Exercise details
Your answer is a single number: the count of lines that contain the string "author".

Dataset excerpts

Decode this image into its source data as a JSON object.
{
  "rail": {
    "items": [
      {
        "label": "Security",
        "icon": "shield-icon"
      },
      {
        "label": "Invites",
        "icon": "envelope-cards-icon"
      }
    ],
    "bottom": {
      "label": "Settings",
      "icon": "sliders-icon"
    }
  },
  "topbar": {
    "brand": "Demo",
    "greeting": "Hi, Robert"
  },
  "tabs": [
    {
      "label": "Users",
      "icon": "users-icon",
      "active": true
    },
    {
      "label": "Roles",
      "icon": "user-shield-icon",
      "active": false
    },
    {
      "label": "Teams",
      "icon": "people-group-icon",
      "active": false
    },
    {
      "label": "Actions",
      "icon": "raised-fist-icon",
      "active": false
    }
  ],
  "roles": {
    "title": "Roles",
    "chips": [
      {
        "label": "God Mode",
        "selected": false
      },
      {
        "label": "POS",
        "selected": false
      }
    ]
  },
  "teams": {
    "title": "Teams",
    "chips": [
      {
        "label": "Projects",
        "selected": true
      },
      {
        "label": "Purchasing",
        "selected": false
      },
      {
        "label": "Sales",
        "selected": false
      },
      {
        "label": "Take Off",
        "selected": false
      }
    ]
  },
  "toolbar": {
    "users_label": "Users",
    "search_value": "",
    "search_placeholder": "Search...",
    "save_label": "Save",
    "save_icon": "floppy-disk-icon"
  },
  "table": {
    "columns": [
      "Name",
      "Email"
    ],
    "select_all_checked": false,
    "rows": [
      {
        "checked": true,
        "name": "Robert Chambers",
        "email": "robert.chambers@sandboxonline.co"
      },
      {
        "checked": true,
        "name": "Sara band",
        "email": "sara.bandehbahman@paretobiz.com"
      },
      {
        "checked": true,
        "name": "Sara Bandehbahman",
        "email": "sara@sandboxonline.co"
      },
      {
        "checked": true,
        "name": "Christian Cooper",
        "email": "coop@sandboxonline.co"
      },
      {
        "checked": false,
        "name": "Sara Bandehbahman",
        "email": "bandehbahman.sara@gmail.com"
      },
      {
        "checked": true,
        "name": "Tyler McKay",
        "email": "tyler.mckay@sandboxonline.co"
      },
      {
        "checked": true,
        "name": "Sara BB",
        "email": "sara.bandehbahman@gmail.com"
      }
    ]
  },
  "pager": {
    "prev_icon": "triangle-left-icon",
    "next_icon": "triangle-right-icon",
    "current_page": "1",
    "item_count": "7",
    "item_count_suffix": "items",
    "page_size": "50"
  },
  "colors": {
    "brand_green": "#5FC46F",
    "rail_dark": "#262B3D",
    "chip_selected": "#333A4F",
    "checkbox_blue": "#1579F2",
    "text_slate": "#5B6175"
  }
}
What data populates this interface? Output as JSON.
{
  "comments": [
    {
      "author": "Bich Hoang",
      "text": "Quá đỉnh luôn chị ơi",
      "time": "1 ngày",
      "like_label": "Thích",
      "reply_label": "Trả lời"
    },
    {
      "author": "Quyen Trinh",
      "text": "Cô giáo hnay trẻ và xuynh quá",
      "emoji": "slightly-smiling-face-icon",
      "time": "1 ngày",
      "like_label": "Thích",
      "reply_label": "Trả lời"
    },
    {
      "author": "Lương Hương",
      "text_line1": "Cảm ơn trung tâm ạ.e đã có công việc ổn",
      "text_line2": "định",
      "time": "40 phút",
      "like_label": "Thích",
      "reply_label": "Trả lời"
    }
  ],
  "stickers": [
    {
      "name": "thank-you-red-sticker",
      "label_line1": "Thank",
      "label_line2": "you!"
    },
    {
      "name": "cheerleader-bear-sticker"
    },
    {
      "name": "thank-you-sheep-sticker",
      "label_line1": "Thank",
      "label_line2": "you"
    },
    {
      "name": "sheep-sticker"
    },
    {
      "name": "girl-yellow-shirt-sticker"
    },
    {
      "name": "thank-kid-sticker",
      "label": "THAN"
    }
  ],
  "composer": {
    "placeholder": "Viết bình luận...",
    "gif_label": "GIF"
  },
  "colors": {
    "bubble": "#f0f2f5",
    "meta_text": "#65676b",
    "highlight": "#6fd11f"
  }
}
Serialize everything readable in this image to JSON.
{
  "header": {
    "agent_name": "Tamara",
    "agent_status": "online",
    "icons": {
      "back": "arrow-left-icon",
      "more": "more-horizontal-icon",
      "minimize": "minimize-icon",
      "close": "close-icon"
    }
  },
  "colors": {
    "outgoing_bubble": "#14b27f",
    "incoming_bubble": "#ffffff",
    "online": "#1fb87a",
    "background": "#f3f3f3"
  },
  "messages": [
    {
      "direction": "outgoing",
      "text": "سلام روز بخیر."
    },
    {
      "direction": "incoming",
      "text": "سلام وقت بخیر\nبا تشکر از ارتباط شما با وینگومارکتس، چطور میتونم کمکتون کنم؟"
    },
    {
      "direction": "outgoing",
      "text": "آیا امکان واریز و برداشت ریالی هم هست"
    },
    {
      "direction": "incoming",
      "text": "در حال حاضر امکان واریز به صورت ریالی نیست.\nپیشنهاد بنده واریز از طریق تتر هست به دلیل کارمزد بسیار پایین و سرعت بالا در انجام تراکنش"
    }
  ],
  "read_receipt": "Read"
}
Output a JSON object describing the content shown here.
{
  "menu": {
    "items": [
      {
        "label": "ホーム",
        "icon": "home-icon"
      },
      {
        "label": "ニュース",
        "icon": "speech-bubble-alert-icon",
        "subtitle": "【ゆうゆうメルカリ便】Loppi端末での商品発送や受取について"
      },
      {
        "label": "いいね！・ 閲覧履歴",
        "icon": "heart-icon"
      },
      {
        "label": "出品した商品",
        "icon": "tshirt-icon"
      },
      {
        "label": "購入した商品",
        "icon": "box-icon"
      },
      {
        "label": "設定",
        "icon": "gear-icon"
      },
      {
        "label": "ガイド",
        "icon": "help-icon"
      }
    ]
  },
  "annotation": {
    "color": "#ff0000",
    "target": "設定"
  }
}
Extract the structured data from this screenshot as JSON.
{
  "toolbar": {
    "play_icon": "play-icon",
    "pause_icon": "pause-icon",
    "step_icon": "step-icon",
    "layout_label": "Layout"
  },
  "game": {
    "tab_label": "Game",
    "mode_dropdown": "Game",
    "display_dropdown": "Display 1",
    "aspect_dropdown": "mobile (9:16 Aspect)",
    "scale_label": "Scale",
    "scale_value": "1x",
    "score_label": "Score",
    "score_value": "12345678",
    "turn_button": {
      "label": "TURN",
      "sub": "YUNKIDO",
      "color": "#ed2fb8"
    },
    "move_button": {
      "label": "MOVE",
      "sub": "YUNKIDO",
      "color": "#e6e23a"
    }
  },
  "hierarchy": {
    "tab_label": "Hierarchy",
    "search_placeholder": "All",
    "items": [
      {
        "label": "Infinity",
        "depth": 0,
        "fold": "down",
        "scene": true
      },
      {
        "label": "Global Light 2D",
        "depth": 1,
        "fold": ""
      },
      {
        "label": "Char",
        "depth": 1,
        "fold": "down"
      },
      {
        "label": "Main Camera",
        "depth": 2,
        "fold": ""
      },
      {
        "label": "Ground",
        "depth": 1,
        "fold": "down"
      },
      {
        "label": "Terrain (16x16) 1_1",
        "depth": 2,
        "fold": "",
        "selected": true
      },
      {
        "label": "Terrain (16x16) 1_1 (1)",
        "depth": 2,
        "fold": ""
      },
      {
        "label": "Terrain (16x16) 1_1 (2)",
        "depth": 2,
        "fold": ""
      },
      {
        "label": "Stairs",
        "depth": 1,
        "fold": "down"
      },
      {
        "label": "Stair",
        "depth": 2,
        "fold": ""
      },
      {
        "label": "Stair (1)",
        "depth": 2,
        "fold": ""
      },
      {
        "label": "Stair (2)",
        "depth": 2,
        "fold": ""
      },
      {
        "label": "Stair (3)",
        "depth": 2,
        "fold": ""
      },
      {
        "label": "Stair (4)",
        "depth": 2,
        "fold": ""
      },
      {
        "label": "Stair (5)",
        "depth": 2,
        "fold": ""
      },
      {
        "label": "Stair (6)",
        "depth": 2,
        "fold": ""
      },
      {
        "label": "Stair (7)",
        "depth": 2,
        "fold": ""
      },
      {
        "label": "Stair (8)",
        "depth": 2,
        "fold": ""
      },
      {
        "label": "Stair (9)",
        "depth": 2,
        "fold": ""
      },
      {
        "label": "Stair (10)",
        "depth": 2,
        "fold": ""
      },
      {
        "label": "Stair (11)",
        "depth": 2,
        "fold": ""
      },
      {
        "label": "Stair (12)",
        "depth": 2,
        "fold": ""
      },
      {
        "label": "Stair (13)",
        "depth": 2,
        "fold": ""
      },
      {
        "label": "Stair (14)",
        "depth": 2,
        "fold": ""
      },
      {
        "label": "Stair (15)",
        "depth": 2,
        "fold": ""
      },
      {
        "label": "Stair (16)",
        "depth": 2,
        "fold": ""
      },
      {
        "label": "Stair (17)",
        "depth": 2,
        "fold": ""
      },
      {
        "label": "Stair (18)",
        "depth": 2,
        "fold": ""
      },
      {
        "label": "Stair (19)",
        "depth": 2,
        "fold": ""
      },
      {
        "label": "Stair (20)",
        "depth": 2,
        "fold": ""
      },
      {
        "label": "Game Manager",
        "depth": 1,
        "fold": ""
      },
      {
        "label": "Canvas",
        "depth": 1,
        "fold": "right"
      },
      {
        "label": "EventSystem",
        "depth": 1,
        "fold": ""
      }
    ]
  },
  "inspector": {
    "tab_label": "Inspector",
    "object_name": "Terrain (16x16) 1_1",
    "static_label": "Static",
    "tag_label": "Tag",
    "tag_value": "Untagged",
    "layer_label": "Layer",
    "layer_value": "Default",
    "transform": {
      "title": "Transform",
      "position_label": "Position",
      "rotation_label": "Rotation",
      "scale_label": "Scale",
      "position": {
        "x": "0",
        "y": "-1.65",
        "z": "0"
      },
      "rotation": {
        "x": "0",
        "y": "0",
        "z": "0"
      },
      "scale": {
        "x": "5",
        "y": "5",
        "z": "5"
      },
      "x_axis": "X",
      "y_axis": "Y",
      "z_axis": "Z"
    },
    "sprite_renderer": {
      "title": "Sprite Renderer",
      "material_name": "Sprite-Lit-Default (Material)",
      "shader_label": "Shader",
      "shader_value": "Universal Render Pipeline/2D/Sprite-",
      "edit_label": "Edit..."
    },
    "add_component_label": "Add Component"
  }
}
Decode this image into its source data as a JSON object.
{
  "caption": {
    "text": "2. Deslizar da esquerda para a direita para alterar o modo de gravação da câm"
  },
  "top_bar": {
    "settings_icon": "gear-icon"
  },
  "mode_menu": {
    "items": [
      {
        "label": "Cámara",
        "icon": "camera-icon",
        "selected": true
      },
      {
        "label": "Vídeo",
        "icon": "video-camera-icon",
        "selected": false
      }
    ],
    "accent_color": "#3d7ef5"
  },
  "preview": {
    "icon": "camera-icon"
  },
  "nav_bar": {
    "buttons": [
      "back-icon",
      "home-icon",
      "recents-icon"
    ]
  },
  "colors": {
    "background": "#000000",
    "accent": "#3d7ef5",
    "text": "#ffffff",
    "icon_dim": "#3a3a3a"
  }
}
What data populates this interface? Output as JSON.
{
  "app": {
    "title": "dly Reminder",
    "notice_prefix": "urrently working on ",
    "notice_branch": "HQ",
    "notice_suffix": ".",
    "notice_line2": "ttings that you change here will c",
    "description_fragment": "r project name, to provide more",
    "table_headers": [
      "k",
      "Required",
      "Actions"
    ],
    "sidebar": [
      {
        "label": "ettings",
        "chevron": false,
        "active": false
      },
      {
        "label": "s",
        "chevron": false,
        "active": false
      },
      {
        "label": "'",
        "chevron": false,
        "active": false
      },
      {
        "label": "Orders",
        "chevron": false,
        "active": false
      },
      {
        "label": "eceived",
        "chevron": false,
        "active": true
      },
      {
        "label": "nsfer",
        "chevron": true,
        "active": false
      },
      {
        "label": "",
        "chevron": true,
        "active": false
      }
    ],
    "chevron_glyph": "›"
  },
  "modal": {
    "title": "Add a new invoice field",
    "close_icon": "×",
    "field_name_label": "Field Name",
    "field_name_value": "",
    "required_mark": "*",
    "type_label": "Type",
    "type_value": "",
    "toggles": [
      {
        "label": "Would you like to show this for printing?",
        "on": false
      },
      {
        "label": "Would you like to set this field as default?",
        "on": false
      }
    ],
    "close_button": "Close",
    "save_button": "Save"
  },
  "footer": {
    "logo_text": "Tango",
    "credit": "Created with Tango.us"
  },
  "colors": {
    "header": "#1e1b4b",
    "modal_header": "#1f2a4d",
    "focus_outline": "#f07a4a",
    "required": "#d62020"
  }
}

Response to the exercise
3